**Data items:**
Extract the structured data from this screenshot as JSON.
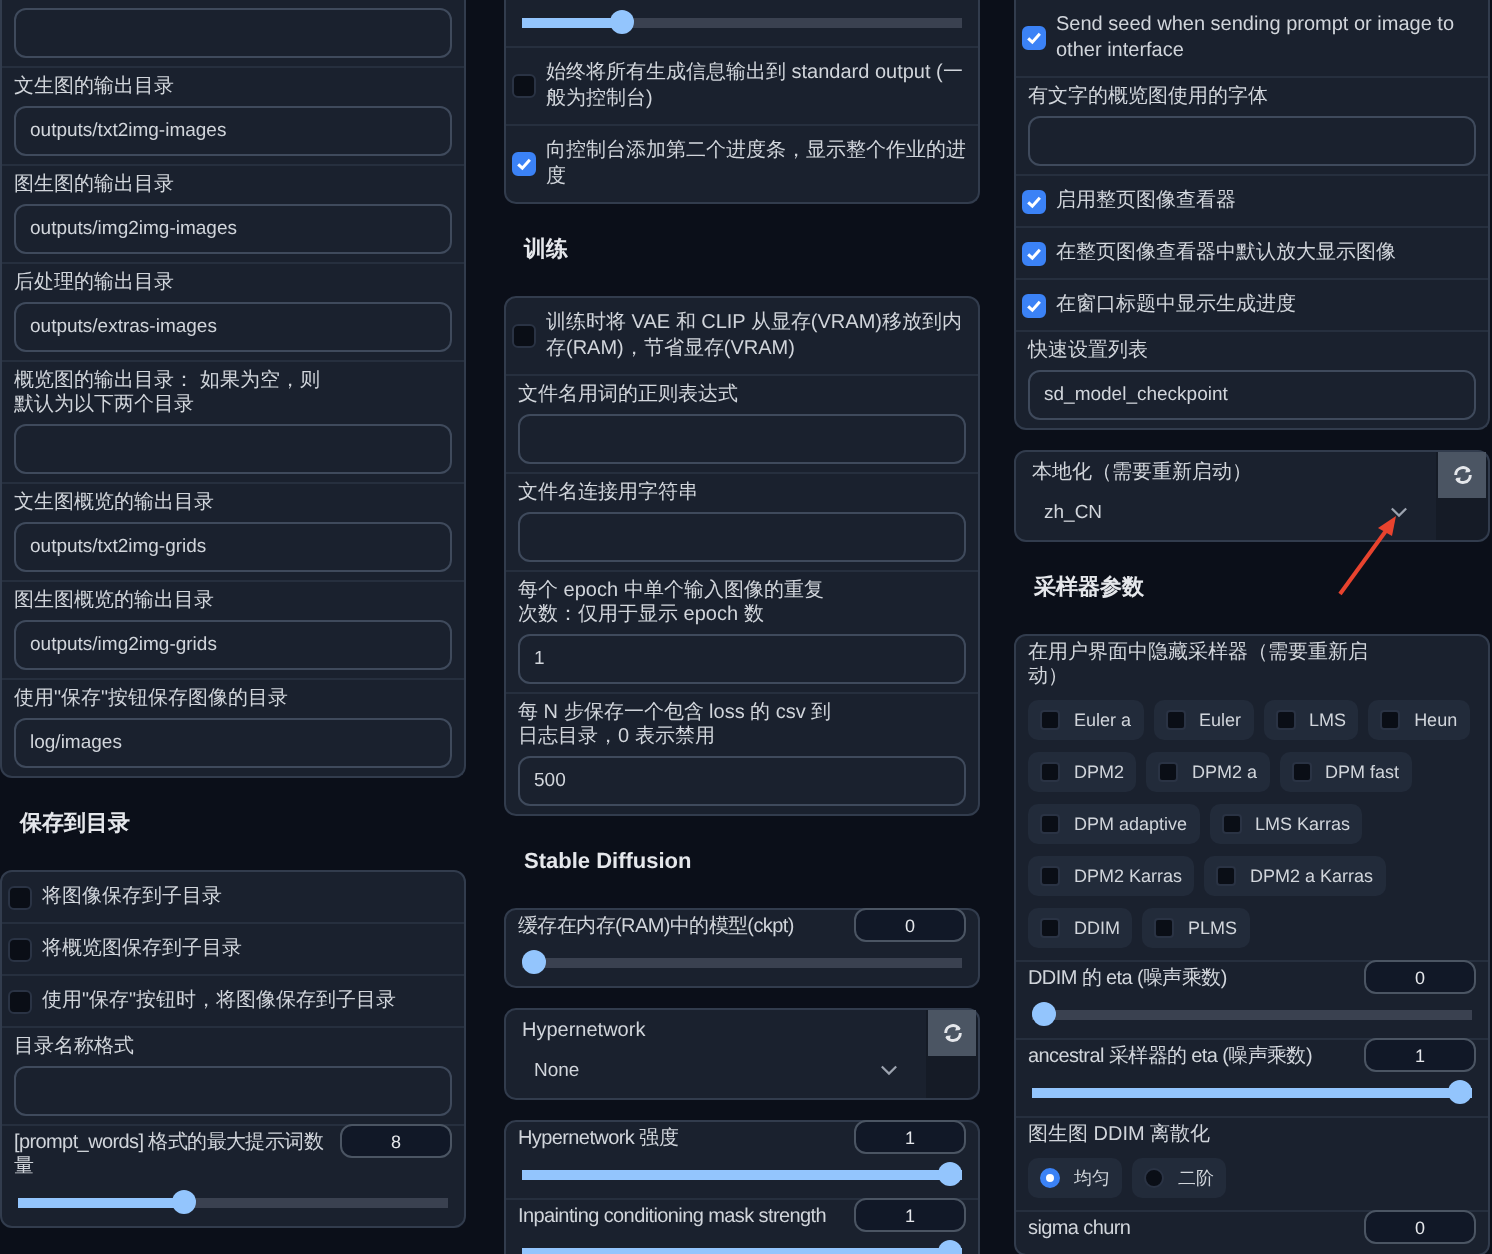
{
  "columns": [
    {
      "blocks": [
        {
          "kind": "panel",
          "items": [
            {
              "kind": "text"
            },
            {
              "kind": "text",
              "label": "文生图的输出目录",
              "value": "outputs/txt2img-images"
            },
            {
              "kind": "text",
              "label": "图生图的输出目录",
              "value": "outputs/img2img-images"
            },
            {
              "kind": "text",
              "label": "后处理的输出目录",
              "value": "outputs/extras-images"
            },
            {
              "kind": "text",
              "label": "概览图的输出目录： 如果为空，则默认为以下两个目录"
            },
            {
              "kind": "text",
              "label": "文生图概览的输出目录",
              "value": "outputs/txt2img-grids"
            },
            {
              "kind": "text",
              "label": "图生图概览的输出目录",
              "value": "outputs/img2img-grids"
            },
            {
              "kind": "text",
              "label": "使用\"保存\"按钮保存图像的目录",
              "value": "log/images"
            }
          ]
        },
        {
          "kind": "heading",
          "text": "保存到目录"
        },
        {
          "kind": "panel",
          "items": [
            {
              "kind": "checkbox",
              "label": "将图像保存到子目录",
              "checked": false
            },
            {
              "kind": "checkbox",
              "label": "将概览图保存到子目录",
              "checked": false
            },
            {
              "kind": "checkbox",
              "label": "使用\"保存\"按钮时，将图像保存到子目录",
              "checked": false
            },
            {
              "kind": "text",
              "label": "目录名称格式"
            },
            {
              "kind": "slider",
              "label": "[prompt_words] 格式的最大提示词数量",
              "value": "8",
              "level": 0.38
            }
          ]
        }
      ]
    },
    {
      "blocks": [
        {
          "kind": "panel",
          "items": [
            {
              "kind": "slider",
              "level": 0.21
            },
            {
              "kind": "checkbox",
              "label": "始终将所有生成信息输出到 standard output (一般为控制台)",
              "checked": false
            },
            {
              "kind": "checkbox",
              "label": "向控制台添加第二个进度条，显示整个作业的进度",
              "checked": true
            }
          ]
        },
        {
          "kind": "heading",
          "text": "训练"
        },
        {
          "kind": "panel",
          "items": [
            {
              "kind": "checkbox",
              "label": "训练时将 VAE 和 CLIP 从显存(VRAM)移放到内存(RAM)，节省显存(VRAM)",
              "checked": false
            },
            {
              "kind": "text",
              "label": "文件名用词的正则表达式"
            },
            {
              "kind": "text",
              "label": "文件名连接用字符串"
            },
            {
              "kind": "text",
              "label": "每个 epoch 中单个输入图像的重复次数：仅用于显示 epoch 数",
              "value": "1"
            },
            {
              "kind": "text",
              "label": "每 N 步保存一个包含 loss 的 csv 到日志目录，0 表示禁用",
              "value": "500"
            }
          ]
        },
        {
          "kind": "heading",
          "text": "Stable Diffusion"
        },
        {
          "kind": "panel",
          "items": [
            {
              "kind": "slider",
              "label": "缓存在内存(RAM)中的模型(ckpt)",
              "value": "0",
              "level": 0
            }
          ]
        },
        {
          "kind": "panel",
          "items": [
            {
              "kind": "dropdown",
              "label": "Hypernetwork",
              "value": "None"
            }
          ]
        },
        {
          "kind": "panel",
          "items": [
            {
              "kind": "slider",
              "label": "Hypernetwork 强度",
              "value": "1",
              "level": 1
            },
            {
              "kind": "slider",
              "label": "Inpainting conditioning mask strength",
              "value": "1",
              "level": 1
            }
          ]
        }
      ]
    },
    {
      "blocks": [
        {
          "kind": "panel",
          "items": [
            {
              "kind": "checkbox",
              "label": "Send seed when sending prompt or image to other interface",
              "checked": true
            },
            {
              "kind": "text",
              "label": "有文字的概览图使用的字体"
            },
            {
              "kind": "checkbox",
              "label": "启用整页图像查看器",
              "checked": true
            },
            {
              "kind": "checkbox",
              "label": "在整页图像查看器中默认放大显示图像",
              "checked": true
            },
            {
              "kind": "checkbox",
              "label": "在窗口标题中显示生成进度",
              "checked": true
            },
            {
              "kind": "text",
              "label": "快速设置列表",
              "value": "sd_model_checkpoint"
            }
          ]
        },
        {
          "kind": "panel",
          "items": [
            {
              "kind": "dropdown",
              "label": "本地化（需要重新启动）",
              "value": "zh_CN"
            }
          ]
        },
        {
          "kind": "heading",
          "text": "采样器参数"
        },
        {
          "kind": "panel",
          "items": [
            {
              "kind": "chips",
              "label": "在用户界面中隐藏采样器（需要重新启动）",
              "options": [
                {
                  "label": "Euler a",
                  "checked": false
                },
                {
                  "label": "Euler",
                  "checked": false
                },
                {
                  "label": "LMS",
                  "checked": false
                },
                {
                  "label": "Heun",
                  "checked": false
                },
                {
                  "label": "DPM2",
                  "checked": false
                },
                {
                  "label": "DPM2 a",
                  "checked": false
                },
                {
                  "label": "DPM fast",
                  "checked": false
                },
                {
                  "label": "DPM adaptive",
                  "checked": false
                },
                {
                  "label": "LMS Karras",
                  "checked": false
                },
                {
                  "label": "DPM2 Karras",
                  "checked": false
                },
                {
                  "label": "DPM2 a Karras",
                  "checked": false
                },
                {
                  "label": "DDIM",
                  "checked": false
                },
                {
                  "label": "PLMS",
                  "checked": false
                }
              ]
            },
            {
              "kind": "slider",
              "label": "DDIM 的 eta (噪声乘数)",
              "value": "0",
              "level": 0
            },
            {
              "kind": "slider",
              "label": "ancestral 采样器的 eta (噪声乘数)",
              "value": "1",
              "level": 1
            },
            {
              "kind": "radio",
              "label": "图生图 DDIM 离散化",
              "options": [
                {
                  "label": "均匀",
                  "selected": true
                },
                {
                  "label": "二阶",
                  "selected": false
                }
              ]
            },
            {
              "kind": "slider",
              "label": "sigma churn",
              "value": "0"
            }
          ]
        }
      ]
    }
  ]
}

**TASK STATEMENT:**
Each record above should come back exactly the same, only without its pictures.

**COMPLETED TASK:**
Extract the structured data from this screenshot as JSON.
{
  "columns": [
    {
      "blocks": [
        {
          "kind": "panel",
          "items": [
            {
              "kind": "text"
            },
            {
              "kind": "text",
              "label": "文生图的输出目录",
              "value": "outputs/txt2img-images"
            },
            {
              "kind": "text",
              "label": "图生图的输出目录",
              "value": "outputs/img2img-images"
            },
            {
              "kind": "text",
              "label": "后处理的输出目录",
              "value": "outputs/extras-images"
            },
            {
              "kind": "text",
              "label": "概览图的输出目录： 如果为空，则默认为以下两个目录"
            },
            {
              "kind": "text",
              "label": "文生图概览的输出目录",
              "value": "outputs/txt2img-grids"
            },
            {
              "kind": "text",
              "label": "图生图概览的输出目录",
              "value": "outputs/img2img-grids"
            },
            {
              "kind": "text",
              "label": "使用\"保存\"按钮保存图像的目录",
              "value": "log/images"
            }
          ]
        },
        {
          "kind": "heading",
          "text": "保存到目录"
        },
        {
          "kind": "panel",
          "items": [
            {
              "kind": "checkbox",
              "label": "将图像保存到子目录",
              "checked": false
            },
            {
              "kind": "checkbox",
              "label": "将概览图保存到子目录",
              "checked": false
            },
            {
              "kind": "checkbox",
              "label": "使用\"保存\"按钮时，将图像保存到子目录",
              "checked": false
            },
            {
              "kind": "text",
              "label": "目录名称格式"
            },
            {
              "kind": "slider",
              "label": "[prompt_words] 格式的最大提示词数量",
              "value": "8",
              "level": 0.38
            }
          ]
        }
      ]
    },
    {
      "blocks": [
        {
          "kind": "panel",
          "items": [
            {
              "kind": "slider",
              "level": 0.21
            },
            {
              "kind": "checkbox",
              "label": "始终将所有生成信息输出到 standard output (一般为控制台)",
              "checked": false
            },
            {
              "kind": "checkbox",
              "label": "向控制台添加第二个进度条，显示整个作业的进度",
              "checked": true
            }
          ]
        },
        {
          "kind": "heading",
          "text": "训练"
        },
        {
          "kind": "panel",
          "items": [
            {
              "kind": "checkbox",
              "label": "训练时将 VAE 和 CLIP 从显存(VRAM)移放到内存(RAM)，节省显存(VRAM)",
              "checked": false
            },
            {
              "kind": "text",
              "label": "文件名用词的正则表达式"
            },
            {
              "kind": "text",
              "label": "文件名连接用字符串"
            },
            {
              "kind": "text",
              "label": "每个 epoch 中单个输入图像的重复次数：仅用于显示 epoch 数",
              "value": "1"
            },
            {
              "kind": "text",
              "label": "每 N 步保存一个包含 loss 的 csv 到日志目录，0 表示禁用",
              "value": "500"
            }
          ]
        },
        {
          "kind": "heading",
          "text": "Stable Diffusion"
        },
        {
          "kind": "panel",
          "items": [
            {
              "kind": "slider",
              "label": "缓存在内存(RAM)中的模型(ckpt)",
              "value": "0",
              "level": 0
            }
          ]
        },
        {
          "kind": "panel",
          "items": [
            {
              "kind": "dropdown",
              "label": "Hypernetwork",
              "value": "None"
            }
          ]
        },
        {
          "kind": "panel",
          "items": [
            {
              "kind": "slider",
              "label": "Hypernetwork 强度",
              "value": "1",
              "level": 1
            },
            {
              "kind": "slider",
              "label": "Inpainting conditioning mask strength",
              "value": "1",
              "level": 1
            }
          ]
        }
      ]
    },
    {
      "blocks": [
        {
          "kind": "panel",
          "items": [
            {
              "kind": "checkbox",
              "label": "Send seed when sending prompt or image to other interface",
              "checked": true
            },
            {
              "kind": "text",
              "label": "有文字的概览图使用的字体"
            },
            {
              "kind": "checkbox",
              "label": "启用整页图像查看器",
              "checked": true
            },
            {
              "kind": "checkbox",
              "label": "在整页图像查看器中默认放大显示图像",
              "checked": true
            },
            {
              "kind": "checkbox",
              "label": "在窗口标题中显示生成进度",
              "checked": true
            },
            {
              "kind": "text",
              "label": "快速设置列表",
              "value": "sd_model_checkpoint"
            }
          ]
        },
        {
          "kind": "panel",
          "items": [
            {
              "kind": "dropdown",
              "label": "本地化（需要重新启动）",
              "value": "zh_CN"
            }
          ]
        },
        {
          "kind": "heading",
          "text": "采样器参数"
        },
        {
          "kind": "panel",
          "items": [
            {
              "kind": "chips",
              "label": "在用户界面中隐藏采样器（需要重新启动）",
              "options": [
                {
                  "label": "Euler a",
                  "checked": false
                },
                {
                  "label": "Euler",
                  "checked": false
                },
                {
                  "label": "LMS",
                  "checked": false
                },
                {
                  "label": "Heun",
                  "checked": false
                },
                {
                  "label": "DPM2",
                  "checked": false
                },
                {
                  "label": "DPM2 a",
                  "checked": false
                },
                {
                  "label": "DPM fast",
                  "checked": false
                },
                {
                  "label": "DPM adaptive",
                  "checked": false
                },
                {
                  "label": "LMS Karras",
                  "checked": false
                },
                {
                  "label": "DPM2 Karras",
                  "checked": false
                },
                {
                  "label": "DPM2 a Karras",
                  "checked": false
                },
                {
                  "label": "DDIM",
                  "checked": false
                },
                {
                  "label": "PLMS",
                  "checked": false
                }
              ]
            },
            {
              "kind": "slider",
              "label": "DDIM 的 eta (噪声乘数)",
              "value": "0",
              "level": 0
            },
            {
              "kind": "slider",
              "label": "ancestral 采样器的 eta (噪声乘数)",
              "value": "1",
              "level": 1
            },
            {
              "kind": "radio",
              "label": "图生图 DDIM 离散化",
              "options": [
                {
                  "label": "均匀",
                  "selected": true
                },
                {
                  "label": "二阶",
                  "selected": false
                }
              ]
            },
            {
              "kind": "slider",
              "label": "sigma churn",
              "value": "0"
            }
          ]
        }
      ]
    }
  ]
}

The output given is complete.